[start]

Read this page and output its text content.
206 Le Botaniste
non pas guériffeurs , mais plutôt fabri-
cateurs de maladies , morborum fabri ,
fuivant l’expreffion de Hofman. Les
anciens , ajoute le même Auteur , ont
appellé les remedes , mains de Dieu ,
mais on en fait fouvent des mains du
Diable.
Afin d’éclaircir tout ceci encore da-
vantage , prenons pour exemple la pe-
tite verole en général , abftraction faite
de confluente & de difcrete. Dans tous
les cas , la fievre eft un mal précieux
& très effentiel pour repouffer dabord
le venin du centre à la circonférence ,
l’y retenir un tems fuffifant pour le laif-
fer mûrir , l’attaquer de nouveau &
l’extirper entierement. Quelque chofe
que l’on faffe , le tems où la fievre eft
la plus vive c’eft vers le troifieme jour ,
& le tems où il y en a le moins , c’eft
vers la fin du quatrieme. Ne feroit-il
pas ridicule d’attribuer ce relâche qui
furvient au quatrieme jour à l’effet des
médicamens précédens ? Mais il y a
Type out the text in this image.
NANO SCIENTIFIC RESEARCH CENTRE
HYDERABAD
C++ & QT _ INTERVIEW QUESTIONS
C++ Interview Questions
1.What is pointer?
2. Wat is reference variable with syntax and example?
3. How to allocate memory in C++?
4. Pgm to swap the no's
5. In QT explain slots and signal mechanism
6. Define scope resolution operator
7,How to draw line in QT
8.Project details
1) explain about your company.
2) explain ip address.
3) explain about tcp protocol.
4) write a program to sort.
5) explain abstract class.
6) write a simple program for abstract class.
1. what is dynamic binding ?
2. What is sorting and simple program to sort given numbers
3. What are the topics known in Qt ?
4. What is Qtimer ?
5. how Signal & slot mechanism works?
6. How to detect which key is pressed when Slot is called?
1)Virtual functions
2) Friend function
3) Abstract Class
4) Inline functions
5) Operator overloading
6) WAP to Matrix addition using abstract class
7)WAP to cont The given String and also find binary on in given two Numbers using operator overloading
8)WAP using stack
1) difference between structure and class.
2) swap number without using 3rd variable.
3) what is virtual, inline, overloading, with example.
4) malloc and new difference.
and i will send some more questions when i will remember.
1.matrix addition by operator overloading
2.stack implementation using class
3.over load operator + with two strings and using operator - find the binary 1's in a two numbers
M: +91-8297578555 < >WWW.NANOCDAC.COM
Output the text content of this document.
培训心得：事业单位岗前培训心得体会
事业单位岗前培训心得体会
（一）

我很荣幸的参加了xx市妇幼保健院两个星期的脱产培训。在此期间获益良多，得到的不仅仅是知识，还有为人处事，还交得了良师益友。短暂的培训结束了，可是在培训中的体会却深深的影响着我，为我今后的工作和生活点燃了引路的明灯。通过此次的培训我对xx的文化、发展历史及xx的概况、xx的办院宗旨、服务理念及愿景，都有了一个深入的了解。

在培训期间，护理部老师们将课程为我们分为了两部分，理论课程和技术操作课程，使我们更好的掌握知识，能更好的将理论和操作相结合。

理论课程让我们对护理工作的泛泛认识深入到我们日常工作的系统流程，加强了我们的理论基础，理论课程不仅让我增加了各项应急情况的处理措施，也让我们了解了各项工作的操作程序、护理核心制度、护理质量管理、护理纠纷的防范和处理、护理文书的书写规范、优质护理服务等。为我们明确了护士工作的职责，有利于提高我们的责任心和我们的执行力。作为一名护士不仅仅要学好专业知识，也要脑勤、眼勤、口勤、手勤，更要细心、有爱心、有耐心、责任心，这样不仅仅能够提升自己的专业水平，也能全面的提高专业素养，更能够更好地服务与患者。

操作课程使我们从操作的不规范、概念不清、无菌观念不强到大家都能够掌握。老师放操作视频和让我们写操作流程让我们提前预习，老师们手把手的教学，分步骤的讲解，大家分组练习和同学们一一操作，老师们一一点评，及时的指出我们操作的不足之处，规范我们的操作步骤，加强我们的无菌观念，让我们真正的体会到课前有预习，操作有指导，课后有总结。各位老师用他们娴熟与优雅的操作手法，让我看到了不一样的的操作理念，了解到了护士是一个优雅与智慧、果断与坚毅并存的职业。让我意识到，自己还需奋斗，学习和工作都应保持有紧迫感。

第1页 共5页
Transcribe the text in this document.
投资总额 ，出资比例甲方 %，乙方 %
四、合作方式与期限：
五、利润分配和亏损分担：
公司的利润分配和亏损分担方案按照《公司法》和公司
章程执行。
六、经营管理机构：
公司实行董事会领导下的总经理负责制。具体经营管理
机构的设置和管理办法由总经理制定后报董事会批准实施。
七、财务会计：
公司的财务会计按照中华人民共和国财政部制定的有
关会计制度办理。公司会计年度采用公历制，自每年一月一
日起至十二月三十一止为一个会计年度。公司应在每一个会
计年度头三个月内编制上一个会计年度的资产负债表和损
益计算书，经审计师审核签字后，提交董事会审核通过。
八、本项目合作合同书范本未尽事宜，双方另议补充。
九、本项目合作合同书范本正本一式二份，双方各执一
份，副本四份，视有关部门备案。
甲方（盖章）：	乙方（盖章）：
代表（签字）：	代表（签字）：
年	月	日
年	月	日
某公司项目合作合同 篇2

[end]

**WHAT TO WORK ON:**
How many of the lines above hold the word "sort"? Give only that number.

**OUTPUT FOR THIS EXERCISE:**
2